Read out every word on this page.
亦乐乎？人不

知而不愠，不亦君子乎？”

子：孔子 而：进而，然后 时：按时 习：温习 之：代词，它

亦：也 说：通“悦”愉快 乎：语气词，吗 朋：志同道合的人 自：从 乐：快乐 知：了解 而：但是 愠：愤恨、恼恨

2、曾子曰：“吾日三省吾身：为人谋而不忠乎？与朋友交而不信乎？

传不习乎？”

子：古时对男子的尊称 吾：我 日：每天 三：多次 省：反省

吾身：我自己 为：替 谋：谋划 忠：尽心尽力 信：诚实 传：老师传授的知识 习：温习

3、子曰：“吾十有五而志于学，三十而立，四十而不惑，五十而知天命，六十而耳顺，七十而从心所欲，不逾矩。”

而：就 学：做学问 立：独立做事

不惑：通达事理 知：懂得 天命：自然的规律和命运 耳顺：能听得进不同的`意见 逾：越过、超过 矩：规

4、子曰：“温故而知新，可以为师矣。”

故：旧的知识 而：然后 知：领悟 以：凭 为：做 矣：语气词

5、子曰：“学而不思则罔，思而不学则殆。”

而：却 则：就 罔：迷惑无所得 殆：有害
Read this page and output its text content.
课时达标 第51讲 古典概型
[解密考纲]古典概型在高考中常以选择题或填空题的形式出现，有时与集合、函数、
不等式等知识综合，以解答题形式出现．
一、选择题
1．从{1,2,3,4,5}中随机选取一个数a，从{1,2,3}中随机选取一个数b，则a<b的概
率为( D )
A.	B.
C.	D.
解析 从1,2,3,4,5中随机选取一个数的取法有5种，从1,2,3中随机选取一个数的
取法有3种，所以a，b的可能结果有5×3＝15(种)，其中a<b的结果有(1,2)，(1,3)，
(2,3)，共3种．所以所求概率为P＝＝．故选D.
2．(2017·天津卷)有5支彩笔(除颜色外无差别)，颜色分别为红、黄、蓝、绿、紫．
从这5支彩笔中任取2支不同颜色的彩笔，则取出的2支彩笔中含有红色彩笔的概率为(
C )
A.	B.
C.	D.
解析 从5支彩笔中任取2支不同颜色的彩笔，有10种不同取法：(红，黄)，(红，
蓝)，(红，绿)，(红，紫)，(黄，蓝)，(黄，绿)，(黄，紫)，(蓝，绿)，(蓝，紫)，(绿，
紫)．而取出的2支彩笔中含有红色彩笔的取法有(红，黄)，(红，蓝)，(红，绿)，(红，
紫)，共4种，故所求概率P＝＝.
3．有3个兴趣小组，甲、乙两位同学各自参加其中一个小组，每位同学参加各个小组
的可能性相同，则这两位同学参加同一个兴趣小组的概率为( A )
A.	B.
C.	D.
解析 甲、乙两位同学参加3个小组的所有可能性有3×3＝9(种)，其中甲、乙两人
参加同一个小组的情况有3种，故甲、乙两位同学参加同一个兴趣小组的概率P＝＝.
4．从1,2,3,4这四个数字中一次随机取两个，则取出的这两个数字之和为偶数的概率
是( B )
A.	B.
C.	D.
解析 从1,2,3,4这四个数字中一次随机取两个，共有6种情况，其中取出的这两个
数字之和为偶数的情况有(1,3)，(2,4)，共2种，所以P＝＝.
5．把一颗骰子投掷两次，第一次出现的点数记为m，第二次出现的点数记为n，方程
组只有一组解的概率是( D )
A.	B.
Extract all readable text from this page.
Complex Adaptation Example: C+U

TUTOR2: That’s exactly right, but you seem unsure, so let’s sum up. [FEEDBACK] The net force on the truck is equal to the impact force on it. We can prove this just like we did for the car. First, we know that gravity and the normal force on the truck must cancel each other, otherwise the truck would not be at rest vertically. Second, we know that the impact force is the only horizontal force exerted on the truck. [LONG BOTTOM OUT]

━━━

■ TASK DIRECTIONS ■
Provide all the records again, word for word.

■ PROBLEM SOLUTION ■
Read out every word on this page.
亦乐乎？人不

知而不愠，不亦君子乎？”

子：孔子 而：进而，然后 时：按时 习：温习 之：代词，它

亦：也 说：通“悦”愉快 乎：语气词，吗 朋：志同道合的人 自：从 乐：快乐 知：了解 而：但是 愠：愤恨、恼恨

2、曾子曰：“吾日三省吾身：为人谋而不忠乎？与朋友交而不信乎？

传不习乎？”

子：古时对男子的尊称 吾：我 日：每天 三：多次 省：反省

吾身：我自己 为：替 谋：谋划 忠：尽心尽力 信：诚实 传：老师传授的知识 习：温习

3、子曰：“吾十有五而志于学，三十而立，四十而不惑，五十而知天命，六十而耳顺，七十而从心所欲，不逾矩。”

而：就 学：做学问 立：独立做事

不惑：通达事理 知：懂得 天命：自然的规律和命运 耳顺：能听得进不同的`意见 逾：越过、超过 矩：规

4、子曰：“温故而知新，可以为师矣。”

故：旧的知识 而：然后 知：领悟 以：凭 为：做 矣：语气词

5、子曰：“学而不思则罔，思而不学则殆。”

而：却 则：就 罔：迷惑无所得 殆：有害
Read this page and output its text content.
课时达标 第51讲 古典概型
[解密考纲]古典概型在高考中常以选择题或填空题的形式出现，有时与集合、函数、
不等式等知识综合，以解答题形式出现．
一、选择题
1．从{1,2,3,4,5}中随机选取一个数a，从{1,2,3}中随机选取一个数b，则a<b的概
率为( D )
A.	B.
C.	D.
解析 从1,2,3,4,5中随机选取一个数的取法有5种，从1,2,3中随机选取一个数的
取法有3种，所以a，b的可能结果有5×3＝15(种)，其中a<b的结果有(1,2)，(1,3)，
(2,3)，共3种．所以所求概率为P＝＝．故选D.
2．(2017·天津卷)有5支彩笔(除颜色外无差别)，颜色分别为红、黄、蓝、绿、紫．
从这5支彩笔中任取2支不同颜色的彩笔，则取出的2支彩笔中含有红色彩笔的概率为(
C )
A.	B.
C.	D.
解析 从5支彩笔中任取2支不同颜色的彩笔，有10种不同取法：(红，黄)，(红，
蓝)，(红，绿)，(红，紫)，(黄，蓝)，(黄，绿)，(黄，紫)，(蓝，绿)，(蓝，紫)，(绿，
紫)．而取出的2支彩笔中含有红色彩笔的取法有(红，黄)，(红，蓝)，(红，绿)，(红，
紫)，共4种，故所求概率P＝＝.
3．有3个兴趣小组，甲、乙两位同学各自参加其中一个小组，每位同学参加各个小组
的可能性相同，则这两位同学参加同一个兴趣小组的概率为( A )
A.	B.
C.	D.
解析 甲、乙两位同学参加3个小组的所有可能性有3×3＝9(种)，其中甲、乙两人
参加同一个小组的情况有3种，故甲、乙两位同学参加同一个兴趣小组的概率P＝＝.
4．从1,2,3,4这四个数字中一次随机取两个，则取出的这两个数字之和为偶数的概率
是( B )
A.	B.
C.	D.
解析 从1,2,3,4这四个数字中一次随机取两个，共有6种情况，其中取出的这两个
数字之和为偶数的情况有(1,3)，(2,4)，共2种，所以P＝＝.
5．把一颗骰子投掷两次，第一次出现的点数记为m，第二次出现的点数记为n，方程
组只有一组解的概率是( D )
A.	B.
Extract all readable text from this page.
Complex Adaptation Example: C+U

TUTOR2: That’s exactly right, but you seem unsure, so let’s sum up. [FEEDBACK] The net force on the truck is equal to the impact force on it. We can prove this just like we did for the car. First, we know that gravity and the normal force on the truck must cancel each other, otherwise the truck would not be at rest vertically. Second, we know that the impact force is the only horizontal force exerted on the truck. [LONG BOTTOM OUT]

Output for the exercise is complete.